### [Problem description]
Which lines hold the string "angle"? Copy every one of them.

### [Excerpted records]
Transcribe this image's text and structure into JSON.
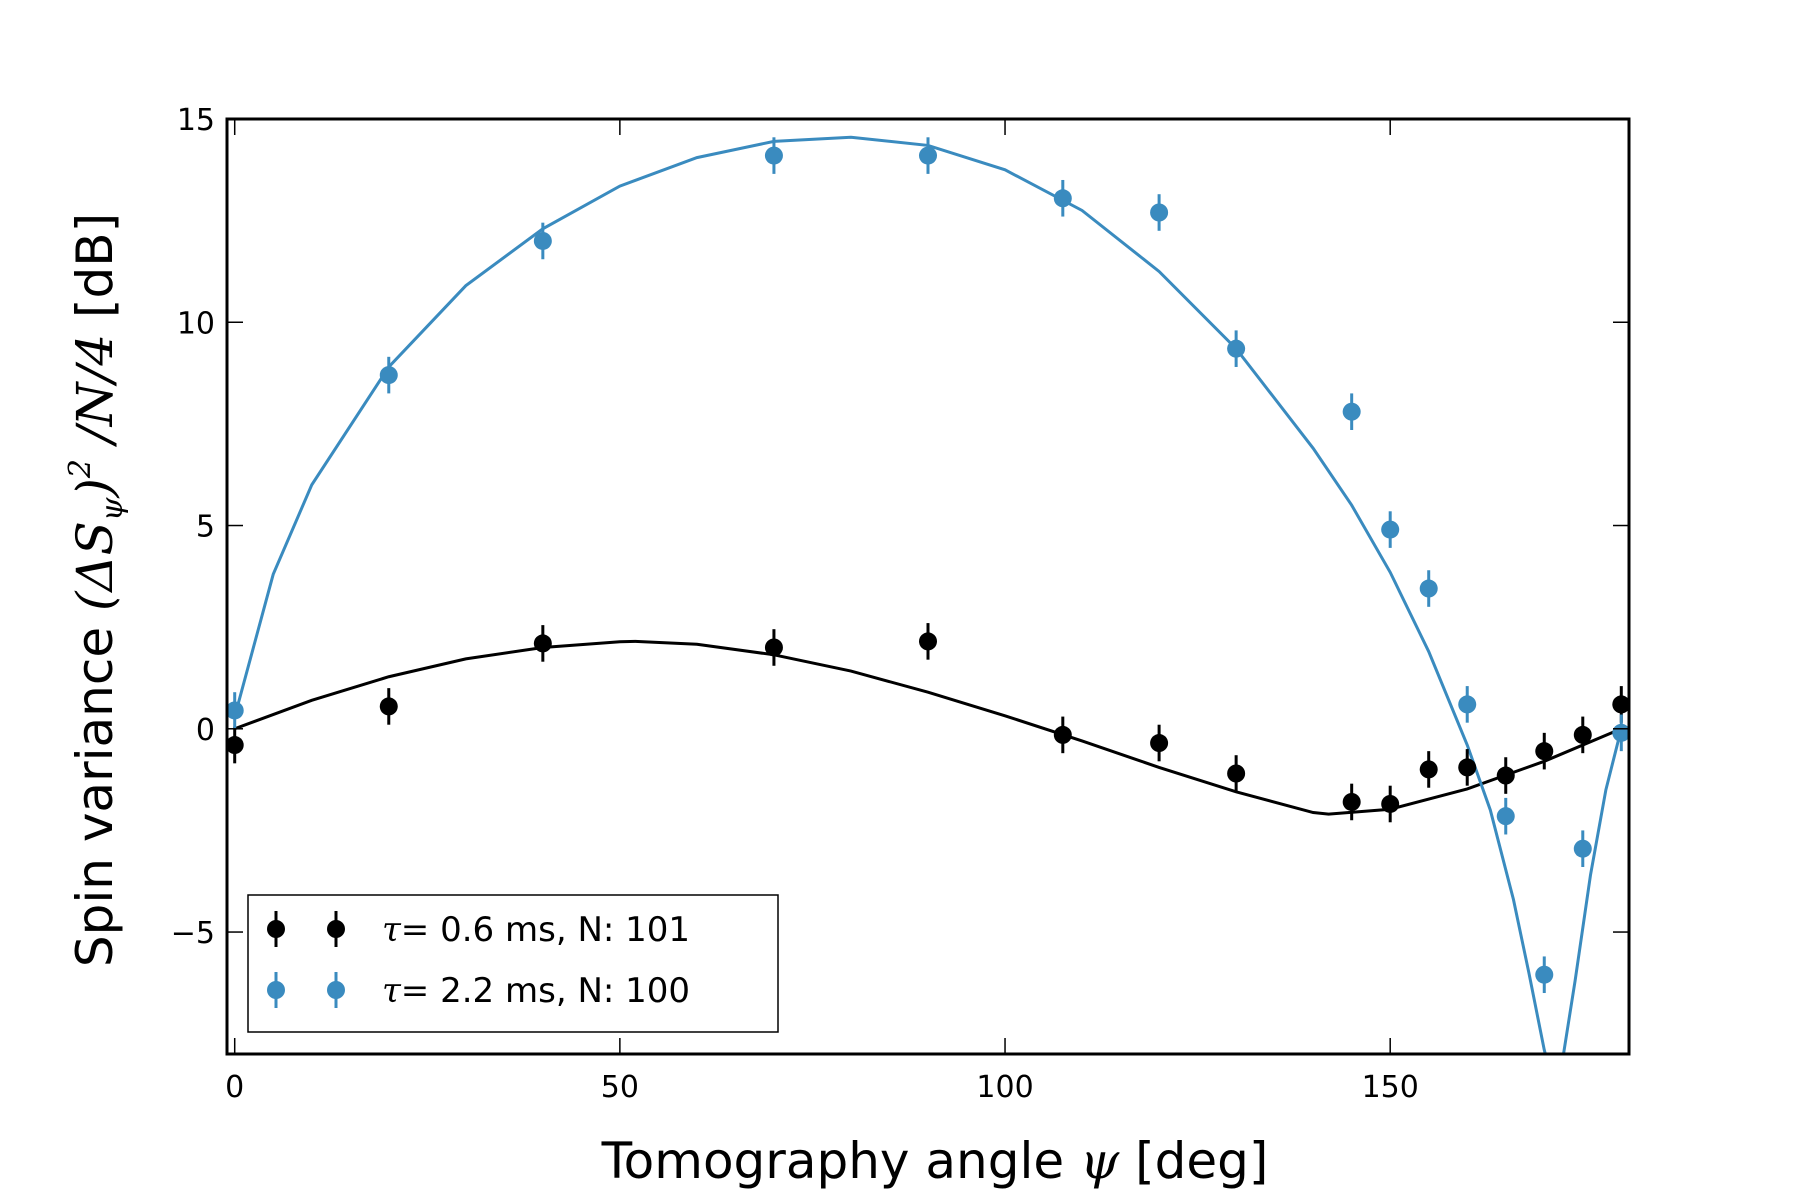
{
  "chart_data": {
    "type": "scatter",
    "xlabel": "Tomography angle ψ [deg]",
    "xlabel_parts": {
      "pre": "Tomography angle ",
      "sym": "ψ",
      "post": " [deg]"
    },
    "ylabel": "Spin variance (ΔS_ψ)² /N/4 [dB]",
    "ylabel_parts": {
      "pre": "Spin variance ",
      "math": "(ΔS",
      "sub": "ψ",
      "close": ")",
      "sup": "2",
      "tail_math": " /N/4",
      "post": " [dB]"
    },
    "xlim": [
      -1,
      181
    ],
    "ylim": [
      -8,
      15
    ],
    "xticks": [
      0,
      50,
      100,
      150
    ],
    "yticks": [
      -5,
      0,
      5,
      10,
      15
    ],
    "xtick_labels": [
      "0",
      "50",
      "100",
      "150"
    ],
    "ytick_labels": [
      "−5",
      "0",
      "5",
      "10",
      "15"
    ],
    "legend_position": "lower-left",
    "series": [
      {
        "name": "τ= 0.6 ms, N: 101",
        "legend_sym": "τ=",
        "legend_rest": " 0.6 ms, N: 101",
        "color": "#000000",
        "x": [
          0,
          20,
          40,
          70,
          90,
          107.5,
          120,
          130,
          145,
          150,
          155,
          160,
          165,
          170,
          175,
          180
        ],
        "y": [
          -0.4,
          0.55,
          2.1,
          2.0,
          2.15,
          -0.15,
          -0.35,
          -1.1,
          -1.8,
          -1.85,
          -1.0,
          -0.95,
          -1.15,
          -0.55,
          -0.15,
          0.6
        ],
        "err": [
          0.45,
          0.45,
          0.45,
          0.45,
          0.45,
          0.45,
          0.45,
          0.45,
          0.45,
          0.45,
          0.45,
          0.45,
          0.45,
          0.45,
          0.45,
          0.45
        ],
        "fit_x": [
          0,
          10,
          20,
          30,
          40,
          50,
          52,
          60,
          70,
          80,
          90,
          100,
          110,
          120,
          130,
          140,
          142,
          150,
          160,
          170,
          180
        ],
        "fit_y": [
          0.0,
          0.7,
          1.28,
          1.72,
          2.0,
          2.14,
          2.15,
          2.08,
          1.82,
          1.42,
          0.9,
          0.32,
          -0.3,
          -0.95,
          -1.55,
          -2.06,
          -2.1,
          -1.98,
          -1.48,
          -0.8,
          0.0
        ]
      },
      {
        "name": "τ= 2.2 ms, N: 100",
        "legend_sym": "τ=",
        "legend_rest": " 2.2 ms, N: 100",
        "color": "#3a8bbf",
        "x": [
          0,
          20,
          40,
          70,
          90,
          107.5,
          120,
          130,
          145,
          150,
          155,
          160,
          165,
          170,
          175,
          180
        ],
        "y": [
          0.45,
          8.7,
          12.0,
          14.1,
          14.1,
          13.05,
          12.7,
          9.35,
          7.8,
          4.9,
          3.45,
          0.6,
          -2.15,
          -6.05,
          -2.95,
          -0.1
        ],
        "err": [
          0.45,
          0.45,
          0.45,
          0.45,
          0.45,
          0.45,
          0.45,
          0.45,
          0.45,
          0.45,
          0.45,
          0.45,
          0.45,
          0.45,
          0.45,
          0.45
        ],
        "fit_x": [
          0,
          5,
          10,
          20,
          30,
          40,
          50,
          60,
          70,
          80,
          90,
          100,
          110,
          120,
          130,
          140,
          145,
          150,
          155,
          160,
          163,
          166,
          168,
          170,
          171,
          172,
          174,
          176,
          178,
          180
        ],
        "fit_y": [
          0.3,
          3.8,
          6.0,
          8.9,
          10.9,
          12.3,
          13.35,
          14.05,
          14.45,
          14.55,
          14.35,
          13.75,
          12.75,
          11.25,
          9.35,
          6.9,
          5.5,
          3.85,
          1.9,
          -0.4,
          -2.0,
          -4.2,
          -6.0,
          -7.9,
          -8.6,
          -8.6,
          -6.2,
          -3.6,
          -1.5,
          0.0
        ]
      }
    ]
  }
}
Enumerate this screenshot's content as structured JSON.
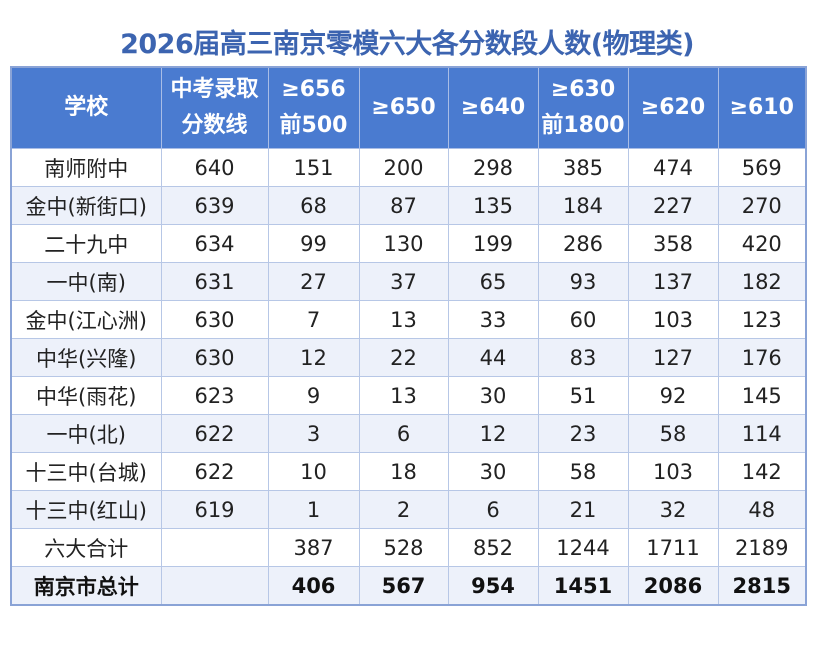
{
  "title": "2026届高三南京零模六大各分数段人数(物理类)",
  "table": {
    "headers": [
      [
        "学校"
      ],
      [
        "中考录取",
        "分数线"
      ],
      [
        "≥656",
        "前500"
      ],
      [
        "≥650"
      ],
      [
        "≥640"
      ],
      [
        "≥630",
        "前1800"
      ],
      [
        "≥620"
      ],
      [
        "≥610"
      ]
    ],
    "rows": [
      [
        "南师附中",
        "640",
        "151",
        "200",
        "298",
        "385",
        "474",
        "569"
      ],
      [
        "金中(新街口)",
        "639",
        "68",
        "87",
        "135",
        "184",
        "227",
        "270"
      ],
      [
        "二十九中",
        "634",
        "99",
        "130",
        "199",
        "286",
        "358",
        "420"
      ],
      [
        "一中(南)",
        "631",
        "27",
        "37",
        "65",
        "93",
        "137",
        "182"
      ],
      [
        "金中(江心洲)",
        "630",
        "7",
        "13",
        "33",
        "60",
        "103",
        "123"
      ],
      [
        "中华(兴隆)",
        "630",
        "12",
        "22",
        "44",
        "83",
        "127",
        "176"
      ],
      [
        "中华(雨花)",
        "623",
        "9",
        "13",
        "30",
        "51",
        "92",
        "145"
      ],
      [
        "一中(北)",
        "622",
        "3",
        "6",
        "12",
        "23",
        "58",
        "114"
      ],
      [
        "十三中(台城)",
        "622",
        "10",
        "18",
        "30",
        "58",
        "103",
        "142"
      ],
      [
        "十三中(红山)",
        "619",
        "1",
        "2",
        "6",
        "21",
        "32",
        "48"
      ],
      [
        "六大合计",
        "",
        "387",
        "528",
        "852",
        "1244",
        "1711",
        "2189"
      ],
      [
        "南京市总计",
        "",
        "406",
        "567",
        "954",
        "1451",
        "2086",
        "2815"
      ]
    ]
  },
  "colors": {
    "header_bg": "#4a7bd0",
    "title": "#3c64b0",
    "alt_row": "#edf1fa"
  }
}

### [Response to this task]
    "xlabel": "Tomography angle ψ [deg]",
      "pre": "Tomography angle ",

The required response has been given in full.